— Start Dataset records —

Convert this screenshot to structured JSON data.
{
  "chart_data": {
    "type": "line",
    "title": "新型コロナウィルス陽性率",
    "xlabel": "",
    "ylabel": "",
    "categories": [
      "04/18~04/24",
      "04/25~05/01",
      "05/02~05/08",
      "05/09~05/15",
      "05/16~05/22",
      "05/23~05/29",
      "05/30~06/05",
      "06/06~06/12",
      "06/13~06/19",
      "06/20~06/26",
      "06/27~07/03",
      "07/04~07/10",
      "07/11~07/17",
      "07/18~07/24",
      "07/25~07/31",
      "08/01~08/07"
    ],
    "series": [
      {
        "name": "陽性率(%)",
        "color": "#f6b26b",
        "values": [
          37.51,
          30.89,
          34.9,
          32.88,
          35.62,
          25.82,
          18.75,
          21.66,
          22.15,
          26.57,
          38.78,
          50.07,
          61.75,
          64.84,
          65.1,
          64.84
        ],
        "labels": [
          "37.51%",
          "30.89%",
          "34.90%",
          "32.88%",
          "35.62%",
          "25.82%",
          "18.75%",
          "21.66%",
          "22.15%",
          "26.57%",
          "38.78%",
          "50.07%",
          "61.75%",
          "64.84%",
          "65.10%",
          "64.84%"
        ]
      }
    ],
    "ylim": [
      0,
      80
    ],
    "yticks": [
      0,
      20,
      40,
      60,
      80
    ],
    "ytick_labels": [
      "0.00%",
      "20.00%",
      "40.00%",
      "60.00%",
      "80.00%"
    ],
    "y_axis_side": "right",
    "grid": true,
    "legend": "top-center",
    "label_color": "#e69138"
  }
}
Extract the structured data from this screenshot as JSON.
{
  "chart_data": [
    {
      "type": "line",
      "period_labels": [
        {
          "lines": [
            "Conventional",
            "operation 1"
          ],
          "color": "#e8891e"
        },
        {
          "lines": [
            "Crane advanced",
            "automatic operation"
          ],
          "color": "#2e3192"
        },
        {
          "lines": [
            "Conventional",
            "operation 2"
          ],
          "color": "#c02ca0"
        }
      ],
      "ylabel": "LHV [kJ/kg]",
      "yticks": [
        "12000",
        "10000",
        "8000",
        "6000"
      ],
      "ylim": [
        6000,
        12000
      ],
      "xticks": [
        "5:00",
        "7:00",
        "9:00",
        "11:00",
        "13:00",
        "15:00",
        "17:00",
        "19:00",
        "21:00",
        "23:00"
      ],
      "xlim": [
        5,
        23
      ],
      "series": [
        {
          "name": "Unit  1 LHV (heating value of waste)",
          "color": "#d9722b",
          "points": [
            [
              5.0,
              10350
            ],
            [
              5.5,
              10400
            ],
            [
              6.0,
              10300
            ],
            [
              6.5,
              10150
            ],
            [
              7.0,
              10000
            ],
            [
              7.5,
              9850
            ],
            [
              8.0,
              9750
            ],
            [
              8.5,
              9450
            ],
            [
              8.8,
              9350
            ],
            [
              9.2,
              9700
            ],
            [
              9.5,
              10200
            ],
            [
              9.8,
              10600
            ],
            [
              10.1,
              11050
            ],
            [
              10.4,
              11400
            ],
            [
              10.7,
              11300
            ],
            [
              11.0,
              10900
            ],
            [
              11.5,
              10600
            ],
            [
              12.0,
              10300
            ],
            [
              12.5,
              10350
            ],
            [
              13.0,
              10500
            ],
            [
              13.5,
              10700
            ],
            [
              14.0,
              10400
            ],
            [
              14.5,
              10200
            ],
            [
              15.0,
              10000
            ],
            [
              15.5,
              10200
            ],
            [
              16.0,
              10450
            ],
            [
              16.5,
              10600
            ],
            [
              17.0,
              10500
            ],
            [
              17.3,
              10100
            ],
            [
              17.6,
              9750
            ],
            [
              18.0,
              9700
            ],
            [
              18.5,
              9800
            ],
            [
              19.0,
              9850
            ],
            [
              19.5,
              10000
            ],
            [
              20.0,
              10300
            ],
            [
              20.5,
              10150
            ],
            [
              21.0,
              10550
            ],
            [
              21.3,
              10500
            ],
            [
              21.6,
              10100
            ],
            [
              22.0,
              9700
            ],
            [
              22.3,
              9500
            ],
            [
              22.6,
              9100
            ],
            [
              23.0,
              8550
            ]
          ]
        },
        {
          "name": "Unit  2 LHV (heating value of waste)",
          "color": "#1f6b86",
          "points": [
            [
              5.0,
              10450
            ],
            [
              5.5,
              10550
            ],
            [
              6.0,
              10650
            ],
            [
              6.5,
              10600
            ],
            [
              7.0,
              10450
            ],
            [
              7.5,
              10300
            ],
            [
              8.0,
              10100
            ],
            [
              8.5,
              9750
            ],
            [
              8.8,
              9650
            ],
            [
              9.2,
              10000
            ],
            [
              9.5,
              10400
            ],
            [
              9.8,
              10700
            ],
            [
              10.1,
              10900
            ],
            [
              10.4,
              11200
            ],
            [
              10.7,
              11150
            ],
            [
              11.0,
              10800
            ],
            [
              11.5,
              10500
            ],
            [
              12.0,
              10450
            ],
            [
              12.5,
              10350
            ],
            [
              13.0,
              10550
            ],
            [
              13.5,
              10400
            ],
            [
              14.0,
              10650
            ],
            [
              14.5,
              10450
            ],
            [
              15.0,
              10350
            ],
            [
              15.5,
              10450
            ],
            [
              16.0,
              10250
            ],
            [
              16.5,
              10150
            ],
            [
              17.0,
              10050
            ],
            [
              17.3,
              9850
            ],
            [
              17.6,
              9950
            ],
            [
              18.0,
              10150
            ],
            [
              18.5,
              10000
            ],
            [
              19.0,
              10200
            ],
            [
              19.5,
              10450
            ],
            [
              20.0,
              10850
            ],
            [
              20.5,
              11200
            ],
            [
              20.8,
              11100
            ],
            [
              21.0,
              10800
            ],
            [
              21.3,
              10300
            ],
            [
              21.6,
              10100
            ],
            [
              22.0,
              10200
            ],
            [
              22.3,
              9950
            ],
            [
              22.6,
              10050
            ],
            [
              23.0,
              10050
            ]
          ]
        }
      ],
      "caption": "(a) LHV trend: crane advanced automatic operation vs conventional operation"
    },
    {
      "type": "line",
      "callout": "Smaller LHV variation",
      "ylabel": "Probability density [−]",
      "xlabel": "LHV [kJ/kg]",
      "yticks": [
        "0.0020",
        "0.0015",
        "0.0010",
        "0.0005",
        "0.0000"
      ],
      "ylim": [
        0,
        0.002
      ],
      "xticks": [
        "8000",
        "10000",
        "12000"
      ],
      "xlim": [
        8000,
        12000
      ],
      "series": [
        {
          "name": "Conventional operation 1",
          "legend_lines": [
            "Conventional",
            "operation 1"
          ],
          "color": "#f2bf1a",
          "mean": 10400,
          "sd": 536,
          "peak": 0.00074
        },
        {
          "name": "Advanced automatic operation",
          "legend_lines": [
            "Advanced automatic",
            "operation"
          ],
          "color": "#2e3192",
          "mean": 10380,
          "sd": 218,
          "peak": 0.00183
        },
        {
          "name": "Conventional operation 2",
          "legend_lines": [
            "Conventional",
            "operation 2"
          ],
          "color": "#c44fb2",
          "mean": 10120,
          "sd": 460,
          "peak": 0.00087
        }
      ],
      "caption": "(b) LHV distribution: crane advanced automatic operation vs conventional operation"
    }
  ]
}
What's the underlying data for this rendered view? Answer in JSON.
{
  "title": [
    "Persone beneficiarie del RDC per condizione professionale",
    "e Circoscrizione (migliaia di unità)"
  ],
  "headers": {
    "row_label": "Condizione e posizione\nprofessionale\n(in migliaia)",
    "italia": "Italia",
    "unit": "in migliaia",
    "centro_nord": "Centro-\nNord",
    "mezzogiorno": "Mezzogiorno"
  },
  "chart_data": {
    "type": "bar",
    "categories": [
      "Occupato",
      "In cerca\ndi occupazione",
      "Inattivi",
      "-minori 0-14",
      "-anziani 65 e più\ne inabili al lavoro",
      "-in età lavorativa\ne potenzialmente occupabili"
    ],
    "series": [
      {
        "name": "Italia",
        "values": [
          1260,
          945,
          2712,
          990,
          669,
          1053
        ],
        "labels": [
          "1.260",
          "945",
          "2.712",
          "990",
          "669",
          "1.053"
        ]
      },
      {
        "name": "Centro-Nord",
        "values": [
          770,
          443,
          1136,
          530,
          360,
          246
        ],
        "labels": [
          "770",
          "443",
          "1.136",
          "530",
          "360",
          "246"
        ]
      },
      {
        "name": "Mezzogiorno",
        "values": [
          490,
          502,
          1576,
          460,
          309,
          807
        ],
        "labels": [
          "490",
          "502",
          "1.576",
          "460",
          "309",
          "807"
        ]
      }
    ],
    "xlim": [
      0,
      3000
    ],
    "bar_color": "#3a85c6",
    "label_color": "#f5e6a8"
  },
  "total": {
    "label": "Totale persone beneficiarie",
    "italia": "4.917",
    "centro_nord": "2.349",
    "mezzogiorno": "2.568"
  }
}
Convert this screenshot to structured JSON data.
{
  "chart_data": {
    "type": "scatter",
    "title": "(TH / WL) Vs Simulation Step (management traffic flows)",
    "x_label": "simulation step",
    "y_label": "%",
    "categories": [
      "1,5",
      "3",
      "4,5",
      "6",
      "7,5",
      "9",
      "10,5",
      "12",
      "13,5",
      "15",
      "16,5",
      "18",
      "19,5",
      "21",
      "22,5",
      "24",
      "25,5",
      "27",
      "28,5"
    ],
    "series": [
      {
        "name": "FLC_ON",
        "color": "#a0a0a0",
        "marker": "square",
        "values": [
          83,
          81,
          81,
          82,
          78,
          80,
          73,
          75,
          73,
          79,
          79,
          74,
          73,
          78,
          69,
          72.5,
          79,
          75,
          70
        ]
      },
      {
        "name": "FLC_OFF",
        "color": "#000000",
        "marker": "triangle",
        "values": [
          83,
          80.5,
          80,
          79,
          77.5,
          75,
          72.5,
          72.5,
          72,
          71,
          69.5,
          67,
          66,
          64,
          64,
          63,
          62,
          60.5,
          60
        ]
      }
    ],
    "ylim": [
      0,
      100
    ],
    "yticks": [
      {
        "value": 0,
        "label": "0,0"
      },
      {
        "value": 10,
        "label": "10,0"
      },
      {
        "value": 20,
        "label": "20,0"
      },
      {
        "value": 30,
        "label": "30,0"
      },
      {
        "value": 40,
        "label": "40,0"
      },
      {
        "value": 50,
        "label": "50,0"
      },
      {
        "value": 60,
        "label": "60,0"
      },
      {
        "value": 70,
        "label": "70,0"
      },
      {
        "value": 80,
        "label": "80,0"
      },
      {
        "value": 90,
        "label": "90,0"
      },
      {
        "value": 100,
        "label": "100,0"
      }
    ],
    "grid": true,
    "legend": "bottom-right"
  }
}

— End Dataset records —

Direction: Respond with the number of lines containing "this" and no additional words.

Expected output: 4